**Listed entries**
%%

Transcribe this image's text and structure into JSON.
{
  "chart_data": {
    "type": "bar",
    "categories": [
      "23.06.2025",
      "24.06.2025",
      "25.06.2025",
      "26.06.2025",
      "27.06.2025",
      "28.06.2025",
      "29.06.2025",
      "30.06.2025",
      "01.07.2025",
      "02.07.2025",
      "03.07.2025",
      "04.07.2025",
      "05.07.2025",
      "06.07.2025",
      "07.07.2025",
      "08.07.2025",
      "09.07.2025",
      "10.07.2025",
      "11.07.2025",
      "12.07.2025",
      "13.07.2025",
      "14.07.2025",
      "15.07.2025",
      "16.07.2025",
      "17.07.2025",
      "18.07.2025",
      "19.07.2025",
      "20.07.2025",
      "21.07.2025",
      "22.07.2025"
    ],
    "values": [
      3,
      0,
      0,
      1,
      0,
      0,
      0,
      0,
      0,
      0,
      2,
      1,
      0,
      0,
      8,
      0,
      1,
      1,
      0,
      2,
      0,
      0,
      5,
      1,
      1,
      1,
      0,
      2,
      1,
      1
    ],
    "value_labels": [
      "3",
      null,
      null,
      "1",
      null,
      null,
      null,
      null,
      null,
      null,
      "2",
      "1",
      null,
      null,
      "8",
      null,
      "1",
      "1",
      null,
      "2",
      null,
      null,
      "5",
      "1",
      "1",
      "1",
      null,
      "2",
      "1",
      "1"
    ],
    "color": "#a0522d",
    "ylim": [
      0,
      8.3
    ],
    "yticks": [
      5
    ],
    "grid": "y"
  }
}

%%

**Stated problem**
Reproduce all data above, unchanged.

**Response**
Transcribe this image's text and structure into JSON.
{
  "chart_data": {
    "type": "bar",
    "categories": [
      "23.06.2025",
      "24.06.2025",
      "25.06.2025",
      "26.06.2025",
      "27.06.2025",
      "28.06.2025",
      "29.06.2025",
      "30.06.2025",
      "01.07.2025",
      "02.07.2025",
      "03.07.2025",
      "04.07.2025",
      "05.07.2025",
      "06.07.2025",
      "07.07.2025",
      "08.07.2025",
      "09.07.2025",
      "10.07.2025",
      "11.07.2025",
      "12.07.2025",
      "13.07.2025",
      "14.07.2025",
      "15.07.2025",
      "16.07.2025",
      "17.07.2025",
      "18.07.2025",
      "19.07.2025",
      "20.07.2025",
      "21.07.2025",
      "22.07.2025"
    ],
    "values": [
      3,
      0,
      0,
      1,
      0,
      0,
      0,
      0,
      0,
      0,
      2,
      1,
      0,
      0,
      8,
      0,
      1,
      1,
      0,
      2,
      0,
      0,
      5,
      1,
      1,
      1,
      0,
      2,
      1,
      1
    ],
    "value_labels": [
      "3",
      null,
      null,
      "1",
      null,
      null,
      null,
      null,
      null,
      null,
      "2",
      "1",
      null,
      null,
      "8",
      null,
      "1",
      "1",
      null,
      "2",
      null,
      null,
      "5",
      "1",
      "1",
      "1",
      null,
      "2",
      "1",
      "1"
    ],
    "color": "#a0522d",
    "ylim": [
      0,
      8.3
    ],
    "yticks": [
      5
    ],
    "grid": "y"
  }
}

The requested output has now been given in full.